**Extracted entries**
§
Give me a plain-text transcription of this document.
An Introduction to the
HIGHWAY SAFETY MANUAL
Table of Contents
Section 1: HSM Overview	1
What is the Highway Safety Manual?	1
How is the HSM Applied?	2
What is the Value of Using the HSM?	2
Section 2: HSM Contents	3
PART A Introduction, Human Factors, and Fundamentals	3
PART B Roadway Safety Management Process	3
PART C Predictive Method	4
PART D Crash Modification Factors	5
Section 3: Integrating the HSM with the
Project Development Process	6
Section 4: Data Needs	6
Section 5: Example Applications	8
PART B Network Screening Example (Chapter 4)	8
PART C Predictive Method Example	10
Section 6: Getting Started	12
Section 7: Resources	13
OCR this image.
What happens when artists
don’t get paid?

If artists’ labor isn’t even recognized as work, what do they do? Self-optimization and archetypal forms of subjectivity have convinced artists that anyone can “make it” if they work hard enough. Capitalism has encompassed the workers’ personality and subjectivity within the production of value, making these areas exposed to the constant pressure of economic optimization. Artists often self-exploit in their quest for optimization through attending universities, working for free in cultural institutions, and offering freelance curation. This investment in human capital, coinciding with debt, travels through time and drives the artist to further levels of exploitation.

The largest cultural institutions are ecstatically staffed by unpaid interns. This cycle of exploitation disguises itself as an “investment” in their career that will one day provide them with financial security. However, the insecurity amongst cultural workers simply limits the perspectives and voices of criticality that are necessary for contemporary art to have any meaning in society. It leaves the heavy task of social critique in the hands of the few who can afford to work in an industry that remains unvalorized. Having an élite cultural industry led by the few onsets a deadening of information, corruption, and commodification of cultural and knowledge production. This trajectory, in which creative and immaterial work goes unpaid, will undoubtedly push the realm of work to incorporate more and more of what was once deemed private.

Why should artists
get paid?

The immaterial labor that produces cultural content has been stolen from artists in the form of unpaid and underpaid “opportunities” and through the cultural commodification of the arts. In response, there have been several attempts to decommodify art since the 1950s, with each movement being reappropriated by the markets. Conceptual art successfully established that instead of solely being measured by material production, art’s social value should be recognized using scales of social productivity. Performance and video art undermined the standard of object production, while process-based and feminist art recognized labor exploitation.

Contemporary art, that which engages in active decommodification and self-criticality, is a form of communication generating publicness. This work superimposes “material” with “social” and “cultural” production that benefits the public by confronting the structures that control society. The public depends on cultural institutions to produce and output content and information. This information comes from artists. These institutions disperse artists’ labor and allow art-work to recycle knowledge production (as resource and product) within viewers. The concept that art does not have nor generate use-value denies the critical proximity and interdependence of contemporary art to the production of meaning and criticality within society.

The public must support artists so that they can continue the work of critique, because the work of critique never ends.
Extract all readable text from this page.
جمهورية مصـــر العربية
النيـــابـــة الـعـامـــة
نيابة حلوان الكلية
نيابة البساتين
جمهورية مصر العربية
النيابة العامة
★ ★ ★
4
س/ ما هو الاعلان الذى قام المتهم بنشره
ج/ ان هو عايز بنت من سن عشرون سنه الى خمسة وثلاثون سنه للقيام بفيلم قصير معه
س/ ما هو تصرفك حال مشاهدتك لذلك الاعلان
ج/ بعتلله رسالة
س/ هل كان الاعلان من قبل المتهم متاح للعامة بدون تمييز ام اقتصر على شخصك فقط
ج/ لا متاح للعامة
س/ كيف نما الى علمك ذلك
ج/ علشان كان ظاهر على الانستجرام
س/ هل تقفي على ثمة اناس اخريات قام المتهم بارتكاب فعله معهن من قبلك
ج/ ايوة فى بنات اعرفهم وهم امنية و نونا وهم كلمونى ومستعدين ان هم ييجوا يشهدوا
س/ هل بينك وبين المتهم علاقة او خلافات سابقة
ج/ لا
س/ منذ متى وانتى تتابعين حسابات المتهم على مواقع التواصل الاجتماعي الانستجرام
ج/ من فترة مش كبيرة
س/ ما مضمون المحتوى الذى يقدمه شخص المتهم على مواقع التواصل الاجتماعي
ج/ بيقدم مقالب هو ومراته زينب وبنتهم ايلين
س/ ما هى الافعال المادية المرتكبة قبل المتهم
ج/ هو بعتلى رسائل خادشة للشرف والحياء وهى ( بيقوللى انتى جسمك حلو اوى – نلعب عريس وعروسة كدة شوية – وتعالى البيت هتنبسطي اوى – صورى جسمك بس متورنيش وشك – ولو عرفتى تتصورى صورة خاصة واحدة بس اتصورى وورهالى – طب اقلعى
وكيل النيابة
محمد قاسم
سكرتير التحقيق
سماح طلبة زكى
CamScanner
§
**Requirement**
Your task is to transcribe the material exactly.

**Response for this exercise**
Give me a plain-text transcription of this document.
An Introduction to the
HIGHWAY SAFETY MANUAL
Table of Contents
Section 1: HSM Overview	1
What is the Highway Safety Manual?	1
How is the HSM Applied?	2
What is the Value of Using the HSM?	2
Section 2: HSM Contents	3
PART A Introduction, Human Factors, and Fundamentals	3
PART B Roadway Safety Management Process	3
PART C Predictive Method	4
PART D Crash Modification Factors	5
Section 3: Integrating the HSM with the
Project Development Process	6
Section 4: Data Needs	6
Section 5: Example Applications	8
PART B Network Screening Example (Chapter 4)	8
PART C Predictive Method Example	10
Section 6: Getting Started	12
Section 7: Resources	13
OCR this image.
What happens when artists
don’t get paid?

If artists’ labor isn’t even recognized as work, what do they do? Self-optimization and archetypal forms of subjectivity have convinced artists that anyone can “make it” if they work hard enough. Capitalism has encompassed the workers’ personality and subjectivity within the production of value, making these areas exposed to the constant pressure of economic optimization. Artists often self-exploit in their quest for optimization through attending universities, working for free in cultural institutions, and offering freelance curation. This investment in human capital, coinciding with debt, travels through time and drives the artist to further levels of exploitation.

The largest cultural institutions are ecstatically staffed by unpaid interns. This cycle of exploitation disguises itself as an “investment” in their career that will one day provide them with financial security. However, the insecurity amongst cultural workers simply limits the perspectives and voices of criticality that are necessary for contemporary art to have any meaning in society. It leaves the heavy task of social critique in the hands of the few who can afford to work in an industry that remains unvalorized. Having an élite cultural industry led by the few onsets a deadening of information, corruption, and commodification of cultural and knowledge production. This trajectory, in which creative and immaterial work goes unpaid, will undoubtedly push the realm of work to incorporate more and more of what was once deemed private.

Why should artists
get paid?

The immaterial labor that produces cultural content has been stolen from artists in the form of unpaid and underpaid “opportunities” and through the cultural commodification of the arts. In response, there have been several attempts to decommodify art since the 1950s, with each movement being reappropriated by the markets. Conceptual art successfully established that instead of solely being measured by material production, art’s social value should be recognized using scales of social productivity. Performance and video art undermined the standard of object production, while process-based and feminist art recognized labor exploitation.

Contemporary art, that which engages in active decommodification and self-criticality, is a form of communication generating publicness. This work superimposes “material” with “social” and “cultural” production that benefits the public by confronting the structures that control society. The public depends on cultural institutions to produce and output content and information. This information comes from artists. These institutions disperse artists’ labor and allow art-work to recycle knowledge production (as resource and product) within viewers. The concept that art does not have nor generate use-value denies the critical proximity and interdependence of contemporary art to the production of meaning and criticality within society.

The public must support artists so that they can continue the work of critique, because the work of critique never ends.
Extract all readable text from this page.
جمهورية مصـــر العربية
النيـــابـــة الـعـامـــة
نيابة حلوان الكلية
نيابة البساتين
جمهورية مصر العربية
النيابة العامة
★ ★ ★
4
س/ ما هو الاعلان الذى قام المتهم بنشره
ج/ ان هو عايز بنت من سن عشرون سنه الى خمسة وثلاثون سنه للقيام بفيلم قصير معه
س/ ما هو تصرفك حال مشاهدتك لذلك الاعلان
ج/ بعتلله رسالة
س/ هل كان الاعلان من قبل المتهم متاح للعامة بدون تمييز ام اقتصر على شخصك فقط
ج/ لا متاح للعامة
س/ كيف نما الى علمك ذلك
ج/ علشان كان ظاهر على الانستجرام
س/ هل تقفي على ثمة اناس اخريات قام المتهم بارتكاب فعله معهن من قبلك
ج/ ايوة فى بنات اعرفهم وهم امنية و نونا وهم كلمونى ومستعدين ان هم ييجوا يشهدوا
س/ هل بينك وبين المتهم علاقة او خلافات سابقة
ج/ لا
س/ منذ متى وانتى تتابعين حسابات المتهم على مواقع التواصل الاجتماعي الانستجرام
ج/ من فترة مش كبيرة
س/ ما مضمون المحتوى الذى يقدمه شخص المتهم على مواقع التواصل الاجتماعي
ج/ بيقدم مقالب هو ومراته زينب وبنتهم ايلين
س/ ما هى الافعال المادية المرتكبة قبل المتهم
ج/ هو بعتلى رسائل خادشة للشرف والحياء وهى ( بيقوللى انتى جسمك حلو اوى – نلعب عريس وعروسة كدة شوية – وتعالى البيت هتنبسطي اوى – صورى جسمك بس متورنيش وشك – ولو عرفتى تتصورى صورة خاصة واحدة بس اتصورى وورهالى – طب اقلعى
وكيل النيابة
محمد قاسم
سكرتير التحقيق
سماح طلبة زكى
CamScanner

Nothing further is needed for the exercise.